The problem: Take the data below and repeat it exactly.

Records to process:
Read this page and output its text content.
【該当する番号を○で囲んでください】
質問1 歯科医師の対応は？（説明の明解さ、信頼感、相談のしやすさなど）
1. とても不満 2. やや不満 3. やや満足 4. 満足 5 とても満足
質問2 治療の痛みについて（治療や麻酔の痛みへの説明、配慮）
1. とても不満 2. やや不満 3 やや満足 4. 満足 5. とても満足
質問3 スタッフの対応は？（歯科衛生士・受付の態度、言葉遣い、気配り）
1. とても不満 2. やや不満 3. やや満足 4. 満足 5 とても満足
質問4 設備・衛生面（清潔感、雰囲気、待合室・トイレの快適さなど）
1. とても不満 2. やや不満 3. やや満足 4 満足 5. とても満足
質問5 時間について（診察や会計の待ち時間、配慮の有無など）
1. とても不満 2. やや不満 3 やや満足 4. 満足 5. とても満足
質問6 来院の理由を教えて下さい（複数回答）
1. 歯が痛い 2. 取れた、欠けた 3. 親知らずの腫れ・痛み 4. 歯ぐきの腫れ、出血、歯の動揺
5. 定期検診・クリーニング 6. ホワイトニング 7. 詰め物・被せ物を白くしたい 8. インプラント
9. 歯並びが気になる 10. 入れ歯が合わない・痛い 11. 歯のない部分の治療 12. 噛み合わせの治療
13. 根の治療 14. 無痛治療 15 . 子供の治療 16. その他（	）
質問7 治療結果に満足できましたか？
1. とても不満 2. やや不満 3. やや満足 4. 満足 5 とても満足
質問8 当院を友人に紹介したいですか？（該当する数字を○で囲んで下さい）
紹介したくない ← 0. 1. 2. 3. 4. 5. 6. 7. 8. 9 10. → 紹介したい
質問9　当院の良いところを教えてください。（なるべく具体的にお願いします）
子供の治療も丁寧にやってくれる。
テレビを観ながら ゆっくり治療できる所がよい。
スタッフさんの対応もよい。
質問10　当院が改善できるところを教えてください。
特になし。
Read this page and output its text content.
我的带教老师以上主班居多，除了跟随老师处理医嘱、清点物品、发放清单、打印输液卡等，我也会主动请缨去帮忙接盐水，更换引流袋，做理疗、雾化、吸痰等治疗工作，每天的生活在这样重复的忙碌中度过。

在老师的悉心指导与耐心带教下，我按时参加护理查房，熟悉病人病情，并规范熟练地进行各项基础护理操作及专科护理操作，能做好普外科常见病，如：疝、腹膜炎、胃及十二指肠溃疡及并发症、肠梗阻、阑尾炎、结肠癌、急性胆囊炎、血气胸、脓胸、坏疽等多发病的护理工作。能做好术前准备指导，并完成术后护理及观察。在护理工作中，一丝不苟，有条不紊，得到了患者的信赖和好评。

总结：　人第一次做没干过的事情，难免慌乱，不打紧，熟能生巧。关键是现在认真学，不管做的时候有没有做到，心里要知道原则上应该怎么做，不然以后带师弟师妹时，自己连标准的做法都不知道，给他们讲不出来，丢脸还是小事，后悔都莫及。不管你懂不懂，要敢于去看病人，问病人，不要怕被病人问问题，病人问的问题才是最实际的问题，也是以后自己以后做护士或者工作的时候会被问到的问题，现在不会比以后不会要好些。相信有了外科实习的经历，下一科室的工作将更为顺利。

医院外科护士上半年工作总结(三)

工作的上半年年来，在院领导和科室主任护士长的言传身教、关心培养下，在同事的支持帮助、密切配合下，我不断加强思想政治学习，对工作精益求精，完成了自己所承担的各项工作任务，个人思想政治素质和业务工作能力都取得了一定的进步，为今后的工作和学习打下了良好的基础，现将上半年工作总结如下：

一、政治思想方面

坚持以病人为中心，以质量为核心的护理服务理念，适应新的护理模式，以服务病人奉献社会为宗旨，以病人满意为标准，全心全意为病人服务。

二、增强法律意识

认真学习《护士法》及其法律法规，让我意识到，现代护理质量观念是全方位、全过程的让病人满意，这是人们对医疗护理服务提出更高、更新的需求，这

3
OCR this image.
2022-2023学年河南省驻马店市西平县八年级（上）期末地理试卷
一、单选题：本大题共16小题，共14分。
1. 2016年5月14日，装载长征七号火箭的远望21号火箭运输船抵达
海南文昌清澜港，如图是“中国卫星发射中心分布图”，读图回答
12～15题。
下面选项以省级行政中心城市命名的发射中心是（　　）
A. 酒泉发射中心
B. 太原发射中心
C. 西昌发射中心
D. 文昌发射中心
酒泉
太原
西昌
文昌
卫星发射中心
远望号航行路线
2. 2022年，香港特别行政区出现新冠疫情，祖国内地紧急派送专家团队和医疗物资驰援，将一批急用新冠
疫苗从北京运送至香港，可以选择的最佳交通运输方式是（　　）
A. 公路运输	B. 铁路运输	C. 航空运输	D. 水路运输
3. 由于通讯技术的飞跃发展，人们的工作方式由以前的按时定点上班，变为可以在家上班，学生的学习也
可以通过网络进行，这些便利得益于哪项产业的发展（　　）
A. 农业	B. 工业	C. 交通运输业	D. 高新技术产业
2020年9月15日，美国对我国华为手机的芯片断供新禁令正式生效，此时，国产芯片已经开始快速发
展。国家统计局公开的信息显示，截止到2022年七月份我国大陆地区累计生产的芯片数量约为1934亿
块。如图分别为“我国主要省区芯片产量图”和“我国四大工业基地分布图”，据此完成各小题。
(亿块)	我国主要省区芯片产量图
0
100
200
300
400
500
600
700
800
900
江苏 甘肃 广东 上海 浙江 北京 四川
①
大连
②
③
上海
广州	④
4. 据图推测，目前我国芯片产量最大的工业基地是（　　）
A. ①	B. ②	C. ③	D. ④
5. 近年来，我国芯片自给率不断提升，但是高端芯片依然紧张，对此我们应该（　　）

Exercise answer:
Read this page and output its text content.
【該当する番号を○で囲んでください】
質問1 歯科医師の対応は？（説明の明解さ、信頼感、相談のしやすさなど）
1. とても不満 2. やや不満 3. やや満足 4. 満足 5 とても満足
質問2 治療の痛みについて（治療や麻酔の痛みへの説明、配慮）
1. とても不満 2. やや不満 3 やや満足 4. 満足 5. とても満足
質問3 スタッフの対応は？（歯科衛生士・受付の態度、言葉遣い、気配り）
1. とても不満 2. やや不満 3. やや満足 4. 満足 5 とても満足
質問4 設備・衛生面（清潔感、雰囲気、待合室・トイレの快適さなど）
1. とても不満 2. やや不満 3. やや満足 4 満足 5. とても満足
質問5 時間について（診察や会計の待ち時間、配慮の有無など）
1. とても不満 2. やや不満 3 やや満足 4. 満足 5. とても満足
質問6 来院の理由を教えて下さい（複数回答）
1. 歯が痛い 2. 取れた、欠けた 3. 親知らずの腫れ・痛み 4. 歯ぐきの腫れ、出血、歯の動揺
5. 定期検診・クリーニング 6. ホワイトニング 7. 詰め物・被せ物を白くしたい 8. インプラント
9. 歯並びが気になる 10. 入れ歯が合わない・痛い 11. 歯のない部分の治療 12. 噛み合わせの治療
13. 根の治療 14. 無痛治療 15 . 子供の治療 16. その他（	）
質問7 治療結果に満足できましたか？
1. とても不満 2. やや不満 3. やや満足 4. 満足 5 とても満足
質問8 当院を友人に紹介したいですか？（該当する数字を○で囲んで下さい）
紹介したくない ← 0. 1. 2. 3. 4. 5. 6. 7. 8. 9 10. → 紹介したい
質問9　当院の良いところを教えてください。（なるべく具体的にお願いします）
子供の治療も丁寧にやってくれる。
テレビを観ながら ゆっくり治療できる所がよい。
スタッフさんの対応もよい。
質問10　当院が改善できるところを教えてください。
特になし。
Read this page and output its text content.
我的带教老师以上主班居多，除了跟随老师处理医嘱、清点物品、发放清单、打印输液卡等，我也会主动请缨去帮忙接盐水，更换引流袋，做理疗、雾化、吸痰等治疗工作，每天的生活在这样重复的忙碌中度过。

在老师的悉心指导与耐心带教下，我按时参加护理查房，熟悉病人病情，并规范熟练地进行各项基础护理操作及专科护理操作，能做好普外科常见病，如：疝、腹膜炎、胃及十二指肠溃疡及并发症、肠梗阻、阑尾炎、结肠癌、急性胆囊炎、血气胸、脓胸、坏疽等多发病的护理工作。能做好术前准备指导，并完成术后护理及观察。在护理工作中，一丝不苟，有条不紊，得到了患者的信赖和好评。

总结：　人第一次做没干过的事情，难免慌乱，不打紧，熟能生巧。关键是现在认真学，不管做的时候有没有做到，心里要知道原则上应该怎么做，不然以后带师弟师妹时，自己连标准的做法都不知道，给他们讲不出来，丢脸还是小事，后悔都莫及。不管你懂不懂，要敢于去看病人，问病人，不要怕被病人问问题，病人问的问题才是最实际的问题，也是以后自己以后做护士或者工作的时候会被问到的问题，现在不会比以后不会要好些。相信有了外科实习的经历，下一科室的工作将更为顺利。

医院外科护士上半年工作总结(三)

工作的上半年年来，在院领导和科室主任护士长的言传身教、关心培养下，在同事的支持帮助、密切配合下，我不断加强思想政治学习，对工作精益求精，完成了自己所承担的各项工作任务，个人思想政治素质和业务工作能力都取得了一定的进步，为今后的工作和学习打下了良好的基础，现将上半年工作总结如下：

一、政治思想方面

坚持以病人为中心，以质量为核心的护理服务理念，适应新的护理模式，以服务病人奉献社会为宗旨，以病人满意为标准，全心全意为病人服务。

二、增强法律意识

认真学习《护士法》及其法律法规，让我意识到，现代护理质量观念是全方位、全过程的让病人满意，这是人们对医疗护理服务提出更高、更新的需求，这

3
OCR this image.
2022-2023学年河南省驻马店市西平县八年级（上）期末地理试卷
一、单选题：本大题共16小题，共14分。
1. 2016年5月14日，装载长征七号火箭的远望21号火箭运输船抵达
海南文昌清澜港，如图是“中国卫星发射中心分布图”，读图回答
12～15题。
下面选项以省级行政中心城市命名的发射中心是（　　）
A. 酒泉发射中心
B. 太原发射中心
C. 西昌发射中心
D. 文昌发射中心
酒泉
太原
西昌
文昌
卫星发射中心
远望号航行路线
2. 2022年，香港特别行政区出现新冠疫情，祖国内地紧急派送专家团队和医疗物资驰援，将一批急用新冠
疫苗从北京运送至香港，可以选择的最佳交通运输方式是（　　）
A. 公路运输	B. 铁路运输	C. 航空运输	D. 水路运输
3. 由于通讯技术的飞跃发展，人们的工作方式由以前的按时定点上班，变为可以在家上班，学生的学习也
可以通过网络进行，这些便利得益于哪项产业的发展（　　）
A. 农业	B. 工业	C. 交通运输业	D. 高新技术产业
2020年9月15日，美国对我国华为手机的芯片断供新禁令正式生效，此时，国产芯片已经开始快速发
展。国家统计局公开的信息显示，截止到2022年七月份我国大陆地区累计生产的芯片数量约为1934亿
块。如图分别为“我国主要省区芯片产量图”和“我国四大工业基地分布图”，据此完成各小题。
(亿块)	我国主要省区芯片产量图
0
100
200
300
400
500
600
700
800
900
江苏 甘肃 广东 上海 浙江 北京 四川
①
大连
②
③
上海
广州	④
4. 据图推测，目前我国芯片产量最大的工业基地是（　　）
A. ①	B. ②	C. ③	D. ④
5. 近年来，我国芯片自给率不断提升，但是高端芯片依然紧张，对此我们应该（　　）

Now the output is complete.